Exercise goal: Every line below is to be copied exactly, with the pictures left out.

Extracted records:
== == ==

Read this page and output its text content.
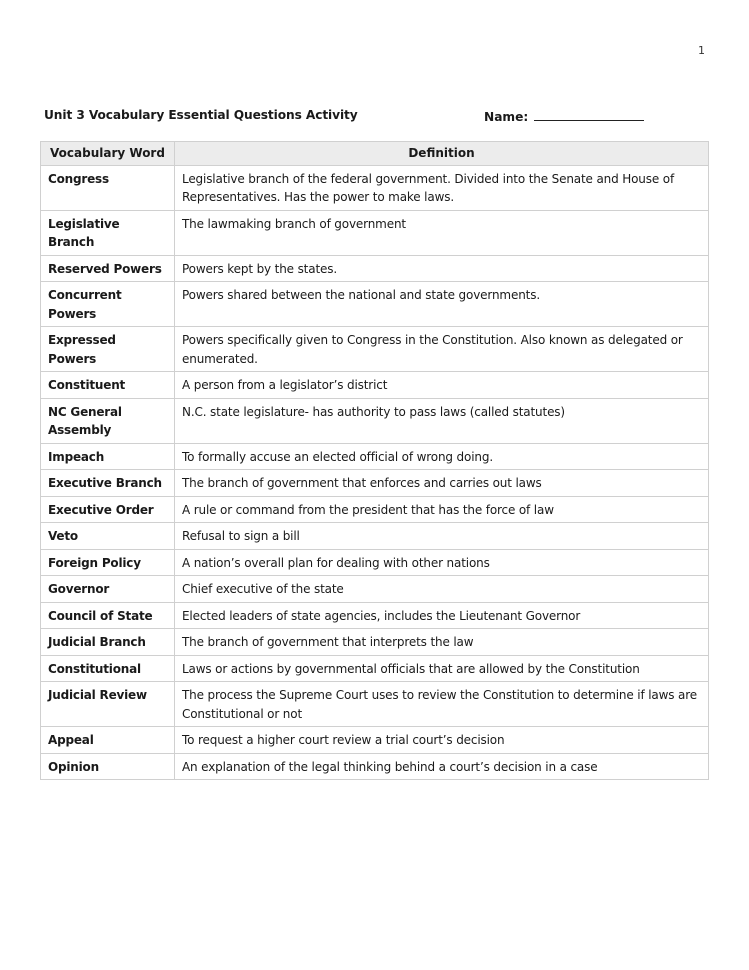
1
Unit 3 Vocabulary Essential Questions Activity	Name:
Vocabulary Word	Definition
Congress	Legislative branch of the federal government. Divided into the Senate and House of Representatives. Has the power to make laws.
Legislative Branch	The lawmaking branch of government
Reserved Powers	Powers kept by the states.
Concurrent Powers	Powers shared between the national and state governments.
Expressed Powers	Powers specifically given to Congress in the Constitution. Also known as delegated or enumerated.
Constituent	A person from a legislator’s district
NC General Assembly	N.C. state legislature- has authority to pass laws (called statutes)
Impeach	To formally accuse an elected official of wrong doing.
Executive Branch	The branch of government that enforces and carries out laws
Executive Order	A rule or command from the president that has the force of law
Veto	Refusal to sign a bill
Foreign Policy	A nation’s overall plan for dealing with other nations
Governor	Chief executive of the state
Council of State	Elected leaders of state agencies, includes the Lieutenant Governor
Judicial Branch	The branch of government that interprets the law
Constitutional	Laws or actions by governmental officials that are allowed by the Constitution
Judicial Review	The process the Supreme Court uses to review the Constitution to determine if laws are Constitutional or not
Appeal	To request a higher court review a trial court’s decision
Opinion	An explanation of the legal thinking behind a court’s decision in a case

== == ==

Task solution:
Read this page and output its text content.
1
Unit 3 Vocabulary Essential Questions Activity	Name:
Vocabulary Word	Definition
Congress	Legislative branch of the federal government. Divided into the Senate and House of Representatives. Has the power to make laws.
Legislative Branch	The lawmaking branch of government
Reserved Powers	Powers kept by the states.
Concurrent Powers	Powers shared between the national and state governments.
Expressed Powers	Powers specifically given to Congress in the Constitution. Also known as delegated or enumerated.
Constituent	A person from a legislator’s district
NC General Assembly	N.C. state legislature- has authority to pass laws (called statutes)
Impeach	To formally accuse an elected official of wrong doing.
Executive Branch	The branch of government that enforces and carries out laws
Executive Order	A rule or command from the president that has the force of law
Veto	Refusal to sign a bill
Foreign Policy	A nation’s overall plan for dealing with other nations
Governor	Chief executive of the state
Council of State	Elected leaders of state agencies, includes the Lieutenant Governor
Judicial Branch	The branch of government that interprets the law
Constitutional	Laws or actions by governmental officials that are allowed by the Constitution
Judicial Review	The process the Supreme Court uses to review the Constitution to determine if laws are Constitutional or not
Appeal	To request a higher court review a trial court’s decision
Opinion	An explanation of the legal thinking behind a court’s decision in a case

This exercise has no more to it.